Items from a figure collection
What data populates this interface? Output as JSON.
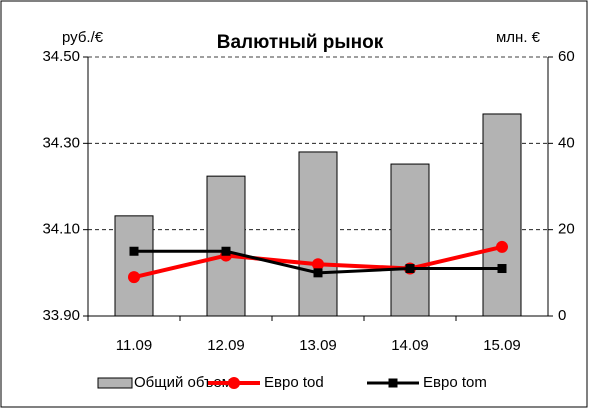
{
  "chart_data": {
    "type": "combo",
    "title": "Валютный рынок",
    "y_label": "руб./€",
    "y2_label": "млн. €",
    "categories": [
      "11.09",
      "12.09",
      "13.09",
      "14.09",
      "15.09"
    ],
    "series": [
      {
        "name": "Общий объем",
        "type": "bar",
        "axis": "y2",
        "color": "#b3b3b3",
        "values": [
          23.2,
          32.4,
          38,
          35.2,
          46.8
        ]
      },
      {
        "name": "Евро tod",
        "type": "line",
        "color": "#ff0000",
        "values": [
          33.99,
          34.04,
          34.02,
          34.01,
          34.06
        ]
      },
      {
        "name": "Евро tom",
        "type": "line",
        "color": "#000000",
        "values": [
          34.05,
          34.05,
          34.0,
          34.01,
          34.01
        ]
      }
    ],
    "ylim": [
      33.9,
      34.5
    ],
    "yticks": [
      {
        "value": 33.9,
        "label": "33.90"
      },
      {
        "value": 34.1,
        "label": "34.10"
      },
      {
        "value": 34.3,
        "label": "34.30"
      },
      {
        "value": 34.5,
        "label": "34.50"
      }
    ],
    "y2lim": [
      0,
      60
    ],
    "y2ticks": [
      0,
      20,
      40,
      60
    ],
    "grid": true
  }
}
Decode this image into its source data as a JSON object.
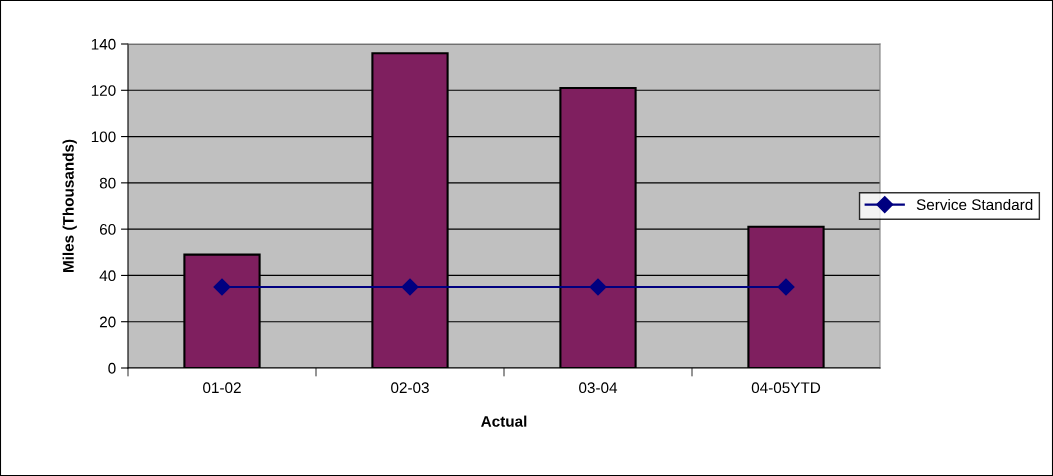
{
  "chart_data": {
    "type": "bar",
    "xlabel": "Actual",
    "ylabel": "Miles (Thousands)",
    "categories": [
      "01-02",
      "02-03",
      "03-04",
      "04-05YTD"
    ],
    "series": [
      {
        "color": "#7f1f5f",
        "values": [
          49,
          136,
          121,
          61
        ]
      },
      {
        "type": "line",
        "name": "Service Standard",
        "color": "#000080",
        "values": [
          35,
          35,
          35,
          35
        ],
        "marker": "diamond",
        "line_style": "solid"
      }
    ],
    "ylim": [
      0,
      140
    ],
    "yticks": [
      0,
      20,
      40,
      60,
      80,
      100,
      120,
      140
    ],
    "grid": "y",
    "legend": "right"
  }
}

→ **DO THIS**:
Restate each of the entries above word for word and skip every image.

→ **FINAL ANSWER**:
What data populates this interface? Output as JSON.
{
  "chart_data": {
    "type": "combo",
    "title": "Валютный рынок",
    "y_label": "руб./€",
    "y2_label": "млн. €",
    "categories": [
      "11.09",
      "12.09",
      "13.09",
      "14.09",
      "15.09"
    ],
    "series": [
      {
        "name": "Общий объем",
        "type": "bar",
        "axis": "y2",
        "color": "#b3b3b3",
        "values": [
          23.2,
          32.4,
          38,
          35.2,
          46.8
        ]
      },
      {
        "name": "Евро tod",
        "type": "line",
        "color": "#ff0000",
        "values": [
          33.99,
          34.04,
          34.02,
          34.01,
          34.06
        ]
      },
      {
        "name": "Евро tom",
        "type": "line",
        "color": "#000000",
        "values": [
          34.05,
          34.05,
          34.0,
          34.01,
          34.01
        ]
      }
    ],
    "ylim": [
      33.9,
      34.5
    ],
    "yticks": [
      {
        "value": 33.9,
        "label": "33.90"
      },
      {
        "value": 34.1,
        "label": "34.10"
      },
      {
        "value": 34.3,
        "label": "34.30"
      },
      {
        "value": 34.5,
        "label": "34.50"
      }
    ],
    "y2lim": [
      0,
      60
    ],
    "y2ticks": [
      0,
      20,
      40,
      60
    ],
    "grid": true
  }
}
Decode this image into its source data as a JSON object.
{
  "chart_data": {
    "type": "bar",
    "xlabel": "Actual",
    "ylabel": "Miles (Thousands)",
    "categories": [
      "01-02",
      "02-03",
      "03-04",
      "04-05YTD"
    ],
    "series": [
      {
        "color": "#7f1f5f",
        "values": [
          49,
          136,
          121,
          61
        ]
      },
      {
        "type": "line",
        "name": "Service Standard",
        "color": "#000080",
        "values": [
          35,
          35,
          35,
          35
        ],
        "marker": "diamond",
        "line_style": "solid"
      }
    ],
    "ylim": [
      0,
      140
    ],
    "yticks": [
      0,
      20,
      40,
      60,
      80,
      100,
      120,
      140
    ],
    "grid": "y",
    "legend": "right"
  }
}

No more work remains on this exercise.